Records from a dataset:
┌──

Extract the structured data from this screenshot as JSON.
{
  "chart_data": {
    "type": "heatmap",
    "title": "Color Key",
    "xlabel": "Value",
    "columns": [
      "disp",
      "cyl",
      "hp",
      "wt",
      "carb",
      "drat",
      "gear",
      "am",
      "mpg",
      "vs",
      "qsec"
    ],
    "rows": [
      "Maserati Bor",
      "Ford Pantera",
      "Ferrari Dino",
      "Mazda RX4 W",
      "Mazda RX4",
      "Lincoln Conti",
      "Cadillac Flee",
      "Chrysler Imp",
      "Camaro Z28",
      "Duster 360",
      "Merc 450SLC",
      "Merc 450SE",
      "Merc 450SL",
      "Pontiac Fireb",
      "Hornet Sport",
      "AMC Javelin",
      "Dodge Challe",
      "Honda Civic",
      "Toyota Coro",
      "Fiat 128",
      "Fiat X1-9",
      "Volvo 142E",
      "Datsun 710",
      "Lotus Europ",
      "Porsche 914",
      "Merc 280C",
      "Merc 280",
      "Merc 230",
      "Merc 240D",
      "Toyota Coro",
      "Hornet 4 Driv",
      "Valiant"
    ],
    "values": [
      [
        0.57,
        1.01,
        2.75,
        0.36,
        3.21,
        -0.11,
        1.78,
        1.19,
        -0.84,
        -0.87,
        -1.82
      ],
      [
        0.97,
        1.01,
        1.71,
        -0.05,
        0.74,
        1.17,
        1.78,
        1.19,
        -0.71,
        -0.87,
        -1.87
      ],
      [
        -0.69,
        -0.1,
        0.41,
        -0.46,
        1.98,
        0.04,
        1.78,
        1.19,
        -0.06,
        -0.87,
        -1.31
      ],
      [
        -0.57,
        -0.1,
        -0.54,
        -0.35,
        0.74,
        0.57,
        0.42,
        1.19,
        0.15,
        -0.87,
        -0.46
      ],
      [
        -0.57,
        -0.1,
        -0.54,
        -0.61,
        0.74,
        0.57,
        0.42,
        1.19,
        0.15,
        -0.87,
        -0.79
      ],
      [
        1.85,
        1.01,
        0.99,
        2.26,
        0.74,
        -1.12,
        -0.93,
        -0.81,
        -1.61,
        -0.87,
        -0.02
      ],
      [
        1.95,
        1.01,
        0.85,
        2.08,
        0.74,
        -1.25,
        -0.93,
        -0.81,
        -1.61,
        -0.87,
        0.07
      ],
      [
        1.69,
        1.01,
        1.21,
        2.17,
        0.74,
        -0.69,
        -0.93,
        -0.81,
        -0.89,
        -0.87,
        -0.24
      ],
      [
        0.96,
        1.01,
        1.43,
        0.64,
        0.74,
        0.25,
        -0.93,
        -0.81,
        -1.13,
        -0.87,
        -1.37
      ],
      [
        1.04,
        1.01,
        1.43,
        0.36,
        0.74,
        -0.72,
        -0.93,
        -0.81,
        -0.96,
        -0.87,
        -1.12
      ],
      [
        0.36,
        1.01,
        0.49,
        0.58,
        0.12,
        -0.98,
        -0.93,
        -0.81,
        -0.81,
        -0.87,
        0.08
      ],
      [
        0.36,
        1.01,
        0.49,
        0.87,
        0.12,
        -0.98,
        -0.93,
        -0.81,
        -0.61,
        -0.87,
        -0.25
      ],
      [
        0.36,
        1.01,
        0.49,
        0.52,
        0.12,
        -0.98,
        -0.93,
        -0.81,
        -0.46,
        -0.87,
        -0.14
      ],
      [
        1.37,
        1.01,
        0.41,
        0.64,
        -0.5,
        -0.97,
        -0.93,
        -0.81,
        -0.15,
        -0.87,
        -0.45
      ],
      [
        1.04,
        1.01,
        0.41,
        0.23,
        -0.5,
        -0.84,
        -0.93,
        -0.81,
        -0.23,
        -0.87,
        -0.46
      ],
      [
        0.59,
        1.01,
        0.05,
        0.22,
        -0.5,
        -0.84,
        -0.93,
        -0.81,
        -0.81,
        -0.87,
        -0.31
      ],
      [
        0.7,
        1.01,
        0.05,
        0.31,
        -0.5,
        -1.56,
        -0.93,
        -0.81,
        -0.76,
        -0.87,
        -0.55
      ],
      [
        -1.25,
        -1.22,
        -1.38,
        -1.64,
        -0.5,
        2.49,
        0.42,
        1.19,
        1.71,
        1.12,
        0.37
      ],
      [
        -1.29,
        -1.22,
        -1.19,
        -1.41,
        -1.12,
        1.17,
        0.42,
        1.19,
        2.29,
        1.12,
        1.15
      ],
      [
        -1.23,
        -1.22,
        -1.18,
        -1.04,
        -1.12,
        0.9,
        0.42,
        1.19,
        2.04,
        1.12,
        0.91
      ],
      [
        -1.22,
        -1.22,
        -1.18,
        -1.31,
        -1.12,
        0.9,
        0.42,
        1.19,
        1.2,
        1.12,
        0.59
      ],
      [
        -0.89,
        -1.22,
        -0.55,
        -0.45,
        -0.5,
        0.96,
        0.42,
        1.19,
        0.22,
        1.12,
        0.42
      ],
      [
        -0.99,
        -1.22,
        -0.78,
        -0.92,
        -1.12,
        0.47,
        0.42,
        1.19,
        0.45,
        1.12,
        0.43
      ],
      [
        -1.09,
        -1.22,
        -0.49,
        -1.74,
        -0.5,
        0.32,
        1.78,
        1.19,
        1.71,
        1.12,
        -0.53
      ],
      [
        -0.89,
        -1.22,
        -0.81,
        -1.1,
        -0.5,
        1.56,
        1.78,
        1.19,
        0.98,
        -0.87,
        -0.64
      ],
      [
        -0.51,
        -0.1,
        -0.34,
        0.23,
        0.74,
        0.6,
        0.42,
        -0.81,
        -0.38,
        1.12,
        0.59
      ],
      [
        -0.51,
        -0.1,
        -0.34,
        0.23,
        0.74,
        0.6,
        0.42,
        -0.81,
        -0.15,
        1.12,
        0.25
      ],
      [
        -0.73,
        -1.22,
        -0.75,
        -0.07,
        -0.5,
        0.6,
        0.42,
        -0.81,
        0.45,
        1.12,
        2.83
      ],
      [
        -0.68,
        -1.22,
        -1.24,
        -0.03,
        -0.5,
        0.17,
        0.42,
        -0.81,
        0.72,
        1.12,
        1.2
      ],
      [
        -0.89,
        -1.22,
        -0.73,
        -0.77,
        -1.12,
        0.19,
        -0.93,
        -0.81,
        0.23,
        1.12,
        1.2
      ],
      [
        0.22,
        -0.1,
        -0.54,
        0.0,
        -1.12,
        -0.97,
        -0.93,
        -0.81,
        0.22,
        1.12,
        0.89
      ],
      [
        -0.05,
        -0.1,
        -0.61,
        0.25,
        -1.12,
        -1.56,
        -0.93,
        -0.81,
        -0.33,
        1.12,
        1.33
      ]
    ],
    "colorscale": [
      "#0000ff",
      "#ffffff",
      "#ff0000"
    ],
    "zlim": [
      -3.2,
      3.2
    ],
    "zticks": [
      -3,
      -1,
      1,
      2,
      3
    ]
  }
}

└──

Exercise directions:
Write all of the records out again exactly.

Result for this exercise:
Extract the structured data from this screenshot as JSON.
{
  "chart_data": {
    "type": "heatmap",
    "title": "Color Key",
    "xlabel": "Value",
    "columns": [
      "disp",
      "cyl",
      "hp",
      "wt",
      "carb",
      "drat",
      "gear",
      "am",
      "mpg",
      "vs",
      "qsec"
    ],
    "rows": [
      "Maserati Bor",
      "Ford Pantera",
      "Ferrari Dino",
      "Mazda RX4 W",
      "Mazda RX4",
      "Lincoln Conti",
      "Cadillac Flee",
      "Chrysler Imp",
      "Camaro Z28",
      "Duster 360",
      "Merc 450SLC",
      "Merc 450SE",
      "Merc 450SL",
      "Pontiac Fireb",
      "Hornet Sport",
      "AMC Javelin",
      "Dodge Challe",
      "Honda Civic",
      "Toyota Coro",
      "Fiat 128",
      "Fiat X1-9",
      "Volvo 142E",
      "Datsun 710",
      "Lotus Europ",
      "Porsche 914",
      "Merc 280C",
      "Merc 280",
      "Merc 230",
      "Merc 240D",
      "Toyota Coro",
      "Hornet 4 Driv",
      "Valiant"
    ],
    "values": [
      [
        0.57,
        1.01,
        2.75,
        0.36,
        3.21,
        -0.11,
        1.78,
        1.19,
        -0.84,
        -0.87,
        -1.82
      ],
      [
        0.97,
        1.01,
        1.71,
        -0.05,
        0.74,
        1.17,
        1.78,
        1.19,
        -0.71,
        -0.87,
        -1.87
      ],
      [
        -0.69,
        -0.1,
        0.41,
        -0.46,
        1.98,
        0.04,
        1.78,
        1.19,
        -0.06,
        -0.87,
        -1.31
      ],
      [
        -0.57,
        -0.1,
        -0.54,
        -0.35,
        0.74,
        0.57,
        0.42,
        1.19,
        0.15,
        -0.87,
        -0.46
      ],
      [
        -0.57,
        -0.1,
        -0.54,
        -0.61,
        0.74,
        0.57,
        0.42,
        1.19,
        0.15,
        -0.87,
        -0.79
      ],
      [
        1.85,
        1.01,
        0.99,
        2.26,
        0.74,
        -1.12,
        -0.93,
        -0.81,
        -1.61,
        -0.87,
        -0.02
      ],
      [
        1.95,
        1.01,
        0.85,
        2.08,
        0.74,
        -1.25,
        -0.93,
        -0.81,
        -1.61,
        -0.87,
        0.07
      ],
      [
        1.69,
        1.01,
        1.21,
        2.17,
        0.74,
        -0.69,
        -0.93,
        -0.81,
        -0.89,
        -0.87,
        -0.24
      ],
      [
        0.96,
        1.01,
        1.43,
        0.64,
        0.74,
        0.25,
        -0.93,
        -0.81,
        -1.13,
        -0.87,
        -1.37
      ],
      [
        1.04,
        1.01,
        1.43,
        0.36,
        0.74,
        -0.72,
        -0.93,
        -0.81,
        -0.96,
        -0.87,
        -1.12
      ],
      [
        0.36,
        1.01,
        0.49,
        0.58,
        0.12,
        -0.98,
        -0.93,
        -0.81,
        -0.81,
        -0.87,
        0.08
      ],
      [
        0.36,
        1.01,
        0.49,
        0.87,
        0.12,
        -0.98,
        -0.93,
        -0.81,
        -0.61,
        -0.87,
        -0.25
      ],
      [
        0.36,
        1.01,
        0.49,
        0.52,
        0.12,
        -0.98,
        -0.93,
        -0.81,
        -0.46,
        -0.87,
        -0.14
      ],
      [
        1.37,
        1.01,
        0.41,
        0.64,
        -0.5,
        -0.97,
        -0.93,
        -0.81,
        -0.15,
        -0.87,
        -0.45
      ],
      [
        1.04,
        1.01,
        0.41,
        0.23,
        -0.5,
        -0.84,
        -0.93,
        -0.81,
        -0.23,
        -0.87,
        -0.46
      ],
      [
        0.59,
        1.01,
        0.05,
        0.22,
        -0.5,
        -0.84,
        -0.93,
        -0.81,
        -0.81,
        -0.87,
        -0.31
      ],
      [
        0.7,
        1.01,
        0.05,
        0.31,
        -0.5,
        -1.56,
        -0.93,
        -0.81,
        -0.76,
        -0.87,
        -0.55
      ],
      [
        -1.25,
        -1.22,
        -1.38,
        -1.64,
        -0.5,
        2.49,
        0.42,
        1.19,
        1.71,
        1.12,
        0.37
      ],
      [
        -1.29,
        -1.22,
        -1.19,
        -1.41,
        -1.12,
        1.17,
        0.42,
        1.19,
        2.29,
        1.12,
        1.15
      ],
      [
        -1.23,
        -1.22,
        -1.18,
        -1.04,
        -1.12,
        0.9,
        0.42,
        1.19,
        2.04,
        1.12,
        0.91
      ],
      [
        -1.22,
        -1.22,
        -1.18,
        -1.31,
        -1.12,
        0.9,
        0.42,
        1.19,
        1.2,
        1.12,
        0.59
      ],
      [
        -0.89,
        -1.22,
        -0.55,
        -0.45,
        -0.5,
        0.96,
        0.42,
        1.19,
        0.22,
        1.12,
        0.42
      ],
      [
        -0.99,
        -1.22,
        -0.78,
        -0.92,
        -1.12,
        0.47,
        0.42,
        1.19,
        0.45,
        1.12,
        0.43
      ],
      [
        -1.09,
        -1.22,
        -0.49,
        -1.74,
        -0.5,
        0.32,
        1.78,
        1.19,
        1.71,
        1.12,
        -0.53
      ],
      [
        -0.89,
        -1.22,
        -0.81,
        -1.1,
        -0.5,
        1.56,
        1.78,
        1.19,
        0.98,
        -0.87,
        -0.64
      ],
      [
        -0.51,
        -0.1,
        -0.34,
        0.23,
        0.74,
        0.6,
        0.42,
        -0.81,
        -0.38,
        1.12,
        0.59
      ],
      [
        -0.51,
        -0.1,
        -0.34,
        0.23,
        0.74,
        0.6,
        0.42,
        -0.81,
        -0.15,
        1.12,
        0.25
      ],
      [
        -0.73,
        -1.22,
        -0.75,
        -0.07,
        -0.5,
        0.6,
        0.42,
        -0.81,
        0.45,
        1.12,
        2.83
      ],
      [
        -0.68,
        -1.22,
        -1.24,
        -0.03,
        -0.5,
        0.17,
        0.42,
        -0.81,
        0.72,
        1.12,
        1.2
      ],
      [
        -0.89,
        -1.22,
        -0.73,
        -0.77,
        -1.12,
        0.19,
        -0.93,
        -0.81,
        0.23,
        1.12,
        1.2
      ],
      [
        0.22,
        -0.1,
        -0.54,
        0.0,
        -1.12,
        -0.97,
        -0.93,
        -0.81,
        0.22,
        1.12,
        0.89
      ],
      [
        -0.05,
        -0.1,
        -0.61,
        0.25,
        -1.12,
        -1.56,
        -0.93,
        -0.81,
        -0.33,
        1.12,
        1.33
      ]
    ],
    "colorscale": [
      "#0000ff",
      "#ffffff",
      "#ff0000"
    ],
    "zlim": [
      -3.2,
      3.2
    ],
    "zticks": [
      -3,
      -1,
      1,
      2,
      3
    ]
  }
}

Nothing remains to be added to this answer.